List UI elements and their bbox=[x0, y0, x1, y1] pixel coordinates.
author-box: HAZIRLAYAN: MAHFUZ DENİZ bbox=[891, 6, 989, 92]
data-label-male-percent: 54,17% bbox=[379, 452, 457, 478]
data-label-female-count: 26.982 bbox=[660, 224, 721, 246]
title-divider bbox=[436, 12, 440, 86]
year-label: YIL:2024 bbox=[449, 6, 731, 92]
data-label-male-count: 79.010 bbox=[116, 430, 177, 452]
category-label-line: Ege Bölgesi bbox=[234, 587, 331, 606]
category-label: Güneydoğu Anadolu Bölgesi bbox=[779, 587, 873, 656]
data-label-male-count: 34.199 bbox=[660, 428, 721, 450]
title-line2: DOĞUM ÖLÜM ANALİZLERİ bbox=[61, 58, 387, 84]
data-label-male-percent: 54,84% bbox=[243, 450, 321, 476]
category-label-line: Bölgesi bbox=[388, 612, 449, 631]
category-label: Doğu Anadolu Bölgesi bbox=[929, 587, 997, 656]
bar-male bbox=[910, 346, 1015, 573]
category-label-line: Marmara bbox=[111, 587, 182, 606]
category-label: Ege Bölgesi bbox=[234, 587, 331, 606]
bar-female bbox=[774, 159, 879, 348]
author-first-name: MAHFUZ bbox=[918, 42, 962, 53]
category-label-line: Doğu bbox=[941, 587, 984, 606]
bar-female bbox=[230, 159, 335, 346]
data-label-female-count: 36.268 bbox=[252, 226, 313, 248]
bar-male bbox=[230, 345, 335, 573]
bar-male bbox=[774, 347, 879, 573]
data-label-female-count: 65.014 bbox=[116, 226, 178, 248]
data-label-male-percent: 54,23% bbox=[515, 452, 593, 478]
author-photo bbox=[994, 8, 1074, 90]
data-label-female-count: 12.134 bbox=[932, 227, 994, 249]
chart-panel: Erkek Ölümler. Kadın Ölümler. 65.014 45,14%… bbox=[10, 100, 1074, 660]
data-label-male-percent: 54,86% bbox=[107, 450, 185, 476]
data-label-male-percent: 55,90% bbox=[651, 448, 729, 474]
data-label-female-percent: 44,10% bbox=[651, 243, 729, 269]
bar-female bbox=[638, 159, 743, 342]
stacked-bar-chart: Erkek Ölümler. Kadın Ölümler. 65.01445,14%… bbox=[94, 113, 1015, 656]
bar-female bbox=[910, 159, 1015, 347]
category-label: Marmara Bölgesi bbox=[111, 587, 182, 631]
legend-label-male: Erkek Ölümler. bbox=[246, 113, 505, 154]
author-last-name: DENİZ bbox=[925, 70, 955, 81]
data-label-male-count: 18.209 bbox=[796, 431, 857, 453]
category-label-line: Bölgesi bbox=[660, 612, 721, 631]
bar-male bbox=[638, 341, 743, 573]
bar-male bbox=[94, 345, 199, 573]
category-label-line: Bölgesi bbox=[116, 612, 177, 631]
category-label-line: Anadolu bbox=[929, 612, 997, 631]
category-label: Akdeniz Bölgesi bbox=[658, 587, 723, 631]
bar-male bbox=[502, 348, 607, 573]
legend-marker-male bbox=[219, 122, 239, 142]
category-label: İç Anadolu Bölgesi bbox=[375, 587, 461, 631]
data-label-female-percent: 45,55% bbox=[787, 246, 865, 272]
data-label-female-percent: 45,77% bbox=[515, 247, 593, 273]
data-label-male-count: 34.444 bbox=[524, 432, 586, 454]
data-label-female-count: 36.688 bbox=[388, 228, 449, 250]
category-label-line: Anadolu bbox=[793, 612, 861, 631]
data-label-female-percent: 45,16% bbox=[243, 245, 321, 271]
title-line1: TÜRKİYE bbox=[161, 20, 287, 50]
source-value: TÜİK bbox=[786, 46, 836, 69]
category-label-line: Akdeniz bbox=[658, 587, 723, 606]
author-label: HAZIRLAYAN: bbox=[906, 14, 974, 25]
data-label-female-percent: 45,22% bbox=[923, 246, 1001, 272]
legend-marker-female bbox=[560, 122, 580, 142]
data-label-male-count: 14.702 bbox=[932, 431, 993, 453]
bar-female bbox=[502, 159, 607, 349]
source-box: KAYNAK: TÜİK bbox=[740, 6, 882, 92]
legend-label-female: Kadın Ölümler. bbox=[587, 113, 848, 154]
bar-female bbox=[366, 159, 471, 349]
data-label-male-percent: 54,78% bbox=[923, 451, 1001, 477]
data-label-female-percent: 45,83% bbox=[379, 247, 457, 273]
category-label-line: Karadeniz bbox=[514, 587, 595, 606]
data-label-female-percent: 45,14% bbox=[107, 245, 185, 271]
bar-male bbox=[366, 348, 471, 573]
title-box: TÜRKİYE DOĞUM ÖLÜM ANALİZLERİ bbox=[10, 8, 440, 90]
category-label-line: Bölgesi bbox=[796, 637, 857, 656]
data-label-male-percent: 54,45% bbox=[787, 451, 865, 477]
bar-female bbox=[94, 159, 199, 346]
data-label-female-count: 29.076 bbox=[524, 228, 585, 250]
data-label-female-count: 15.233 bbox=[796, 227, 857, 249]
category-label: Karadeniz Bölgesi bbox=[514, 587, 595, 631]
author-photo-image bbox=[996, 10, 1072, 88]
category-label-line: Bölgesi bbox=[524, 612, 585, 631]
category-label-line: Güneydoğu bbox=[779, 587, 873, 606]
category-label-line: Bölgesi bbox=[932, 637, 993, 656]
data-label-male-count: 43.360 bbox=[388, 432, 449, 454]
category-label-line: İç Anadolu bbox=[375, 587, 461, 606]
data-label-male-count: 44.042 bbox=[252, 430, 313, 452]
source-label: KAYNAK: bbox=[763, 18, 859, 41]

Short exercise:
Present the items from the first line through the line containing "author-photo bbox=[994, 8, 1074, 90]" as a Markdown table with the columns Index and Text, omitting blank lines.

Solution for this exercise:
| Index | Text |
|---|---|
| 1 | List UI elements and their bbox=[x0, y0, x1, y1] pixel coordinates. |
| 2 | author-box: HAZIRLAYAN: MAHFUZ DENİZ bbox=[891, 6, 989, 92] |
| 3 | data-label-male-percent: 54,17% bbox=[379, 452, 457, 478] |
| 4 | data-label-female-count: 26.982 bbox=[660, 224, 721, 246] |
| 5 | title-divider bbox=[436, 12, 440, 86] |
| 6 | year-label: YIL:2024 bbox=[449, 6, 731, 92] |
| 7 | data-label-male-count: 79.010 bbox=[116, 430, 177, 452] |
| 8 | category-label-line: Ege Bölgesi bbox=[234, 587, 331, 606] |
| 9 | category-label: Güneydoğu Anadolu Bölgesi bbox=[779, 587, 873, 656] |
| 10 | data-label-male-count: 34.199 bbox=[660, 428, 721, 450] |
| 11 | title-line2: DOĞUM ÖLÜM ANALİZLERİ bbox=[61, 58, 387, 84] |
| 12 | data-label-male-percent: 54,84% bbox=[243, 450, 321, 476] |
| 13 | category-label-line: Bölgesi bbox=[388, 612, 449, 631] |
| 14 | category-label: Doğu Anadolu Bölgesi bbox=[929, 587, 997, 656] |
| 15 | bar-male bbox=[910, 346, 1015, 573] |
| 16 | category-label-line: Marmara bbox=[111, 587, 182, 606] |
| 17 | category-label: Ege Bölgesi bbox=[234, 587, 331, 606] |
| 18 | bar-female bbox=[774, 159, 879, 348] |
| 19 | author-first-name: MAHFUZ bbox=[918, 42, 962, 53] |
| 20 | category-label-line: Doğu bbox=[941, 587, 984, 606] |
| 21 | bar-female bbox=[230, 159, 335, 346] |
| 22 | data-label-female-count: 36.268 bbox=[252, 226, 313, 248] |
| 23 | bar-male bbox=[230, 345, 335, 573] |
| 24 | bar-male bbox=[774, 347, 879, 573] |
| 25 | data-label-female-count: 65.014 bbox=[116, 226, 178, 248] |
| 26 | data-label-male-percent: 54,23% bbox=[515, 452, 593, 478] |
| 27 | author-photo bbox=[994, 8, 1074, 90] |